Pull out every line of the items below and reproduce each one verbatim, with no changes.

**Entries provided:**
--- Begin ---

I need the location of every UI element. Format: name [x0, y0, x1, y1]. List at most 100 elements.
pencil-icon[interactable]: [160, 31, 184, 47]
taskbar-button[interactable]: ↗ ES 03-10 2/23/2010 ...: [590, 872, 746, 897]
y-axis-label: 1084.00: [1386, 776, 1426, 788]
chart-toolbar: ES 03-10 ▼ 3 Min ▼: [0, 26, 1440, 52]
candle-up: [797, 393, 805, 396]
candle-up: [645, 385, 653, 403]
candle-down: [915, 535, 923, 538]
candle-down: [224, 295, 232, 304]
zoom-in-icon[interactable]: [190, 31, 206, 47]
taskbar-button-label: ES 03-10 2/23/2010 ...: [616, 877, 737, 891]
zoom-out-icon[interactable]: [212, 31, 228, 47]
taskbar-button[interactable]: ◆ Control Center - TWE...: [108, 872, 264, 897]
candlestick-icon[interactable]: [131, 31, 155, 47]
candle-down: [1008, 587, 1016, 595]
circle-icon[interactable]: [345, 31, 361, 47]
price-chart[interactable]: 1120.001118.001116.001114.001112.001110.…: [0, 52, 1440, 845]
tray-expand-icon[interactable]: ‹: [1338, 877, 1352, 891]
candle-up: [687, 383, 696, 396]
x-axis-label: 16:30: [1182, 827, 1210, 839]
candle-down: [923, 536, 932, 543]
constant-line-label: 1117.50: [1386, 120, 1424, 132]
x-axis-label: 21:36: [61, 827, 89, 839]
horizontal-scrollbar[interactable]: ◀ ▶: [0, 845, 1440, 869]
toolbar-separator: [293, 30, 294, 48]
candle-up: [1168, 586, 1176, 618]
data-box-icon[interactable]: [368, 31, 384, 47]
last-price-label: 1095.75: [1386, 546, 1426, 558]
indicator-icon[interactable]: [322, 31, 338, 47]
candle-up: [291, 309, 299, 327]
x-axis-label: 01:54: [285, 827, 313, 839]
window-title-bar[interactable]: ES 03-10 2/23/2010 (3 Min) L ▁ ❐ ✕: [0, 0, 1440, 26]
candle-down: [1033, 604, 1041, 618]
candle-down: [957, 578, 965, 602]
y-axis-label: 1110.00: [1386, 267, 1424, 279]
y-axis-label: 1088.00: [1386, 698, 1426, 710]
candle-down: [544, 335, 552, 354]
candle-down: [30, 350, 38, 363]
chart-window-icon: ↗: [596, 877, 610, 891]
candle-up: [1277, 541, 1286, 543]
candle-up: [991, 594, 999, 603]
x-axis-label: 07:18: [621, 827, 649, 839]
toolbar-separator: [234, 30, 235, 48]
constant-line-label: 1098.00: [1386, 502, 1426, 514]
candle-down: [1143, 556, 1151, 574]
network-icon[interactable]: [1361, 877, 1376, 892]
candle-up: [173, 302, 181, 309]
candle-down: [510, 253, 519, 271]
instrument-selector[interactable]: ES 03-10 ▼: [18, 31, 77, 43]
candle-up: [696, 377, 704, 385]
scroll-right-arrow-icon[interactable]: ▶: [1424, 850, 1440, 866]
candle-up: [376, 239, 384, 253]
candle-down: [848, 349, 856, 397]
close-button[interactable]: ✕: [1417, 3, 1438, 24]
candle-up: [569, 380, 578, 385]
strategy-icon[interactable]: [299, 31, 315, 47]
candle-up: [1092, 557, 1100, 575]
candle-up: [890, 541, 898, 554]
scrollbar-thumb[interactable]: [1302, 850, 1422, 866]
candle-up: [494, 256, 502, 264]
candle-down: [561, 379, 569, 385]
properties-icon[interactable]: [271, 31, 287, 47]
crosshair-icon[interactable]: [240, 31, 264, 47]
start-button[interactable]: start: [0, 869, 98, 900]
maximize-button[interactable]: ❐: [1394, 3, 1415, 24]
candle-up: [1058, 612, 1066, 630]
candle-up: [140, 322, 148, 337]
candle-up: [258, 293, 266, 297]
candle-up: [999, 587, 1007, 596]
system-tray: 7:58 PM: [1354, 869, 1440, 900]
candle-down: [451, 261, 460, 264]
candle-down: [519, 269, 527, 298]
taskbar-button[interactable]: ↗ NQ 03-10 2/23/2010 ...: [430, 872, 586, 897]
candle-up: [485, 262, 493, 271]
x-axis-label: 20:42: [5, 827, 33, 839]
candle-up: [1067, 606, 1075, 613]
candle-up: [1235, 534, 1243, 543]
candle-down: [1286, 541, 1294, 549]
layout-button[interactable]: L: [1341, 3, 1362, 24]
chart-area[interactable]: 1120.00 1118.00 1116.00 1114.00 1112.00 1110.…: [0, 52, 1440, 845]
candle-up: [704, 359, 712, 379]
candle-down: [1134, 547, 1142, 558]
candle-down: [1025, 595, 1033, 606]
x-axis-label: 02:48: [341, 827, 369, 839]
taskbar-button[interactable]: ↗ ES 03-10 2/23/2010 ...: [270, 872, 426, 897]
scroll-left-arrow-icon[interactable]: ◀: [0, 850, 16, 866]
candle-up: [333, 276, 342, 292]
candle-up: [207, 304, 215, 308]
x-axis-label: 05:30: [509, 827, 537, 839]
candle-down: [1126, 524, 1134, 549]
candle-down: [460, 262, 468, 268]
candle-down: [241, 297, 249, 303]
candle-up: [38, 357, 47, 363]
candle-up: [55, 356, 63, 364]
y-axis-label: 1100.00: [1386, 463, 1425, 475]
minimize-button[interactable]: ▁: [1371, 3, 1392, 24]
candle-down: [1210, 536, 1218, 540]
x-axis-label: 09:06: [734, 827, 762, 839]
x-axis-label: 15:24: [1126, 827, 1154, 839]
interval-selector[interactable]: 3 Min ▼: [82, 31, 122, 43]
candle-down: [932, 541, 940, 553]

--- End ---

**Completed exercise:**
I need the location of every UI element. Format: name [x0, y0, x1, y1]. List at most 100 elements.
pencil-icon[interactable]: [160, 31, 184, 47]
taskbar-button[interactable]: ↗ ES 03-10 2/23/2010 ...: [590, 872, 746, 897]
y-axis-label: 1084.00: [1386, 776, 1426, 788]
chart-toolbar: ES 03-10 ▼ 3 Min ▼: [0, 26, 1440, 52]
candle-up: [797, 393, 805, 396]
candle-up: [645, 385, 653, 403]
candle-down: [915, 535, 923, 538]
candle-down: [224, 295, 232, 304]
zoom-in-icon[interactable]: [190, 31, 206, 47]
taskbar-button-label: ES 03-10 2/23/2010 ...: [616, 877, 737, 891]
zoom-out-icon[interactable]: [212, 31, 228, 47]
taskbar-button[interactable]: ◆ Control Center - TWE...: [108, 872, 264, 897]
candlestick-icon[interactable]: [131, 31, 155, 47]
candle-down: [1008, 587, 1016, 595]
circle-icon[interactable]: [345, 31, 361, 47]
price-chart[interactable]: 1120.001118.001116.001114.001112.001110.…: [0, 52, 1440, 845]
tray-expand-icon[interactable]: ‹: [1338, 877, 1352, 891]
candle-up: [687, 383, 696, 396]
x-axis-label: 16:30: [1182, 827, 1210, 839]
candle-down: [923, 536, 932, 543]
constant-line-label: 1117.50: [1386, 120, 1424, 132]
x-axis-label: 21:36: [61, 827, 89, 839]
horizontal-scrollbar[interactable]: ◀ ▶: [0, 845, 1440, 869]
toolbar-separator: [293, 30, 294, 48]
candle-up: [1168, 586, 1176, 618]
data-box-icon[interactable]: [368, 31, 384, 47]
last-price-label: 1095.75: [1386, 546, 1426, 558]
indicator-icon[interactable]: [322, 31, 338, 47]
candle-up: [291, 309, 299, 327]
x-axis-label: 01:54: [285, 827, 313, 839]
window-title-bar[interactable]: ES 03-10 2/23/2010 (3 Min) L ▁ ❐ ✕: [0, 0, 1440, 26]
candle-down: [1033, 604, 1041, 618]
candle-down: [957, 578, 965, 602]
y-axis-label: 1110.00: [1386, 267, 1424, 279]
y-axis-label: 1088.00: [1386, 698, 1426, 710]
candle-down: [544, 335, 552, 354]
candle-down: [30, 350, 38, 363]
chart-window-icon: ↗: [596, 877, 610, 891]
candle-up: [1277, 541, 1286, 543]
candle-up: [991, 594, 999, 603]
x-axis-label: 07:18: [621, 827, 649, 839]
toolbar-separator: [234, 30, 235, 48]
constant-line-label: 1098.00: [1386, 502, 1426, 514]
candle-down: [1143, 556, 1151, 574]
network-icon[interactable]: [1361, 877, 1376, 892]
candle-up: [173, 302, 181, 309]
candle-down: [510, 253, 519, 271]
instrument-selector[interactable]: ES 03-10 ▼: [18, 31, 77, 43]
candle-up: [696, 377, 704, 385]
scroll-right-arrow-icon[interactable]: ▶: [1424, 850, 1440, 866]
candle-up: [376, 239, 384, 253]
candle-down: [848, 349, 856, 397]
close-button[interactable]: ✕: [1417, 3, 1438, 24]
candle-up: [569, 380, 578, 385]
strategy-icon[interactable]: [299, 31, 315, 47]
candle-up: [1092, 557, 1100, 575]
candle-up: [890, 541, 898, 554]
scrollbar-thumb[interactable]: [1302, 850, 1422, 866]
candle-up: [494, 256, 502, 264]
candle-down: [561, 379, 569, 385]
properties-icon[interactable]: [271, 31, 287, 47]
crosshair-icon[interactable]: [240, 31, 264, 47]
start-button[interactable]: start: [0, 869, 98, 900]
maximize-button[interactable]: ❐: [1394, 3, 1415, 24]
candle-up: [1058, 612, 1066, 630]
candle-up: [140, 322, 148, 337]
candle-up: [258, 293, 266, 297]
candle-up: [999, 587, 1007, 596]
system-tray: 7:58 PM: [1354, 869, 1440, 900]
candle-down: [451, 261, 460, 264]
candle-down: [519, 269, 527, 298]
taskbar-button[interactable]: ↗ NQ 03-10 2/23/2010 ...: [430, 872, 586, 897]
candle-up: [485, 262, 493, 271]
x-axis-label: 20:42: [5, 827, 33, 839]
candle-up: [1067, 606, 1075, 613]
candle-up: [1235, 534, 1243, 543]
candle-down: [1286, 541, 1294, 549]
layout-button[interactable]: L: [1341, 3, 1362, 24]
chart-area[interactable]: 1120.00 1118.00 1116.00 1114.00 1112.00 1110.…: [0, 52, 1440, 845]
candle-up: [704, 359, 712, 379]
candle-down: [1134, 547, 1142, 558]
candle-down: [1025, 595, 1033, 606]
x-axis-label: 02:48: [341, 827, 369, 839]
taskbar-button[interactable]: ↗ ES 03-10 2/23/2010 ...: [270, 872, 426, 897]
scroll-left-arrow-icon[interactable]: ◀: [0, 850, 16, 866]
candle-up: [333, 276, 342, 292]
candle-up: [207, 304, 215, 308]
x-axis-label: 05:30: [509, 827, 537, 839]
candle-down: [1126, 524, 1134, 549]
candle-down: [460, 262, 468, 268]
candle-down: [241, 297, 249, 303]
candle-up: [38, 357, 47, 363]
candle-up: [55, 356, 63, 364]
y-axis-label: 1100.00: [1386, 463, 1425, 475]
minimize-button[interactable]: ▁: [1371, 3, 1392, 24]
candle-down: [1210, 536, 1218, 540]
x-axis-label: 09:06: [734, 827, 762, 839]
x-axis-label: 15:24: [1126, 827, 1154, 839]
interval-selector[interactable]: 3 Min ▼: [82, 31, 122, 43]
candle-down: [932, 541, 940, 553]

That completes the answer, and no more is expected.